### SOURCE EXTRACT
# Getting Started with PySpark

Apache Spark is an open-source cluster-computing framework. Spark provides an interface for programming entire clusters with implicit data parallelism and fault-tolerance. [Wikipedia](https://en.wikipedia.org/wiki/Apache_Spark)

While Spark is writen in Scala, a language that compiles down to bytecode for the JVM, the open source community has developed a wonderful toolkit called PySpark that allows you to interface with RDD's in Python. Thanks to a library called Py4J, Python can interface with JVM objects, in our case RDD's, and this library one of the tools that makes PySpark work. [Read more about PySpark here](http://www.kdnuggets.com/2015/11/introduction-spark-python.html)

Let's start by installing and running PySpark on our local machine.

[Collection entries]
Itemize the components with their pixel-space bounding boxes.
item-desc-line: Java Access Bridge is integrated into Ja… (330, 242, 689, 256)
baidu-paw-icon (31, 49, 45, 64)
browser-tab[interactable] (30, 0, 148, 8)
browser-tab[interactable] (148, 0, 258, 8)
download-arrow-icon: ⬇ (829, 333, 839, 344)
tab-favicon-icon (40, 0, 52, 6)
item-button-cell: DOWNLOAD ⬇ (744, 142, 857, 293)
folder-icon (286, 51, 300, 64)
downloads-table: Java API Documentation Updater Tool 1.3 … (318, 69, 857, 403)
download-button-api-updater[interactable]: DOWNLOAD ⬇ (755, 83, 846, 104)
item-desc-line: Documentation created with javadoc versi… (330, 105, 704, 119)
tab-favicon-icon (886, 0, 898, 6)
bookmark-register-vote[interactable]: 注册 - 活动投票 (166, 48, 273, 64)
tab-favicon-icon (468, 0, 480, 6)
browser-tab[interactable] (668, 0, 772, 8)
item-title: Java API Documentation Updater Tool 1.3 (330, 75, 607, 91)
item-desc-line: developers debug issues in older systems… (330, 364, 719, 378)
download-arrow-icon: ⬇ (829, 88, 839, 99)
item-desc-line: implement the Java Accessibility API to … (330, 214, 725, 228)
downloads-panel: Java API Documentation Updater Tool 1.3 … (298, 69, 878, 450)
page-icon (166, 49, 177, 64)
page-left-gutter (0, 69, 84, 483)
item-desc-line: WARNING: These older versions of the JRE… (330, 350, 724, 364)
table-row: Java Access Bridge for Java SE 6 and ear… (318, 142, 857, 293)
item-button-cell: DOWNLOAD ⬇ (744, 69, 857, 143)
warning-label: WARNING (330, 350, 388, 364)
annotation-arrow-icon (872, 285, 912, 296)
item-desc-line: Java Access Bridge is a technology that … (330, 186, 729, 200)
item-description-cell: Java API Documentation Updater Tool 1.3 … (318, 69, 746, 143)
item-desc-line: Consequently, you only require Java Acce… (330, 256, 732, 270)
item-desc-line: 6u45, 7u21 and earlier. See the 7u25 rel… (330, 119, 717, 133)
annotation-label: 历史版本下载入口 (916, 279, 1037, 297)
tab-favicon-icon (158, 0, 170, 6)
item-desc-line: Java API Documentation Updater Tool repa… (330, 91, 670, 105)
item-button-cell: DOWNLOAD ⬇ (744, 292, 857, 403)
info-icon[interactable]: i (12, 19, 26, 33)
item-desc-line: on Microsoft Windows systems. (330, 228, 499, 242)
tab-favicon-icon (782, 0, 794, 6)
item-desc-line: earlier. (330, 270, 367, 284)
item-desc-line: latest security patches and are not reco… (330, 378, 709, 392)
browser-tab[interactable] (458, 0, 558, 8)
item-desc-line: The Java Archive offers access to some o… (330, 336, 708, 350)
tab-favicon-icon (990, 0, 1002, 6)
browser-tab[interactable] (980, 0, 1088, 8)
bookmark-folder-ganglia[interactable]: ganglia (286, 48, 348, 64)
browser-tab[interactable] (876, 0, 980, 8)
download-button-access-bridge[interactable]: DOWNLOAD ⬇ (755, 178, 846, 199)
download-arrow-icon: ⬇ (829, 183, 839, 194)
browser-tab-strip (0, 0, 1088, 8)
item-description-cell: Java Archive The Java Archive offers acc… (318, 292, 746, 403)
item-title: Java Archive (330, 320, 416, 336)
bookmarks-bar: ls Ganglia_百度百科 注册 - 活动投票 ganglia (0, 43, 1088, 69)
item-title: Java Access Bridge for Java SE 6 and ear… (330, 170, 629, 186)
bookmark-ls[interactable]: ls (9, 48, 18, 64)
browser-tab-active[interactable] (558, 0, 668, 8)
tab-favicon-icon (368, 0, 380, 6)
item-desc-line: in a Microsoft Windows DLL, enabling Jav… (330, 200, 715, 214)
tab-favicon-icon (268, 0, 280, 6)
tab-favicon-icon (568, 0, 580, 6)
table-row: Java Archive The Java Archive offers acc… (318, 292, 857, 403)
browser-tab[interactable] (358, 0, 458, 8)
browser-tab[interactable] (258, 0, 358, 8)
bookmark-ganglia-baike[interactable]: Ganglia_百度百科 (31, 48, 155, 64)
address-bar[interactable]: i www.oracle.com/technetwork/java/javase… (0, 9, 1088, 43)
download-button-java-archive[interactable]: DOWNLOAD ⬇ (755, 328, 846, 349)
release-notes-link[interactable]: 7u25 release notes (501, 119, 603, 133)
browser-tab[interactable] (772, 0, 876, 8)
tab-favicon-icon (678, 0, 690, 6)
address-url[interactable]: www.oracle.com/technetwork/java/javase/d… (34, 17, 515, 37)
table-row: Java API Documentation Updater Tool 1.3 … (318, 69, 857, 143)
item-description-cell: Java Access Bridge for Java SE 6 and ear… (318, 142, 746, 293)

### REQUIRED TASK 1
List every framework, toolkit, or library that the PySpark introduction names.
### REQUIRED TASK 2
Reproduce the passage of the PySpark introduction between "# Getting Started" and "our local machine.", inclusive.
### REQUIRED TASK 3
According to the PySpark introduction, what does Scala compile down to?

### FINISHED ANSWER 1
Apache Spark, PySpark, Py4J

### FINISHED ANSWER 2
# Getting Started with PySpark

Apache Spark is an open-source cluster-computing framework. Spark provides an interface for programming entire clusters with implicit data parallelism and fault-tolerance. [Wikipedia](https://en.wikipedia.org/wiki/Apache_Spark)

While Spark is writen in Scala, a language that compiles down to bytecode for the JVM, the open source community has developed a wonderful toolkit called PySpark that allows you to interface with RDD's in Python. Thanks to a library called Py4J, Python can interface with JVM objects, in our case RDD's, and this library one of the tools that makes PySpark work. [Read more about PySpark here](http://www.kdnuggets.com/2015/11/introduction-spark-python.html)

Let's start by installing and running PySpark on our local machine.

### FINISHED ANSWER 3
Bytecode for the JVM.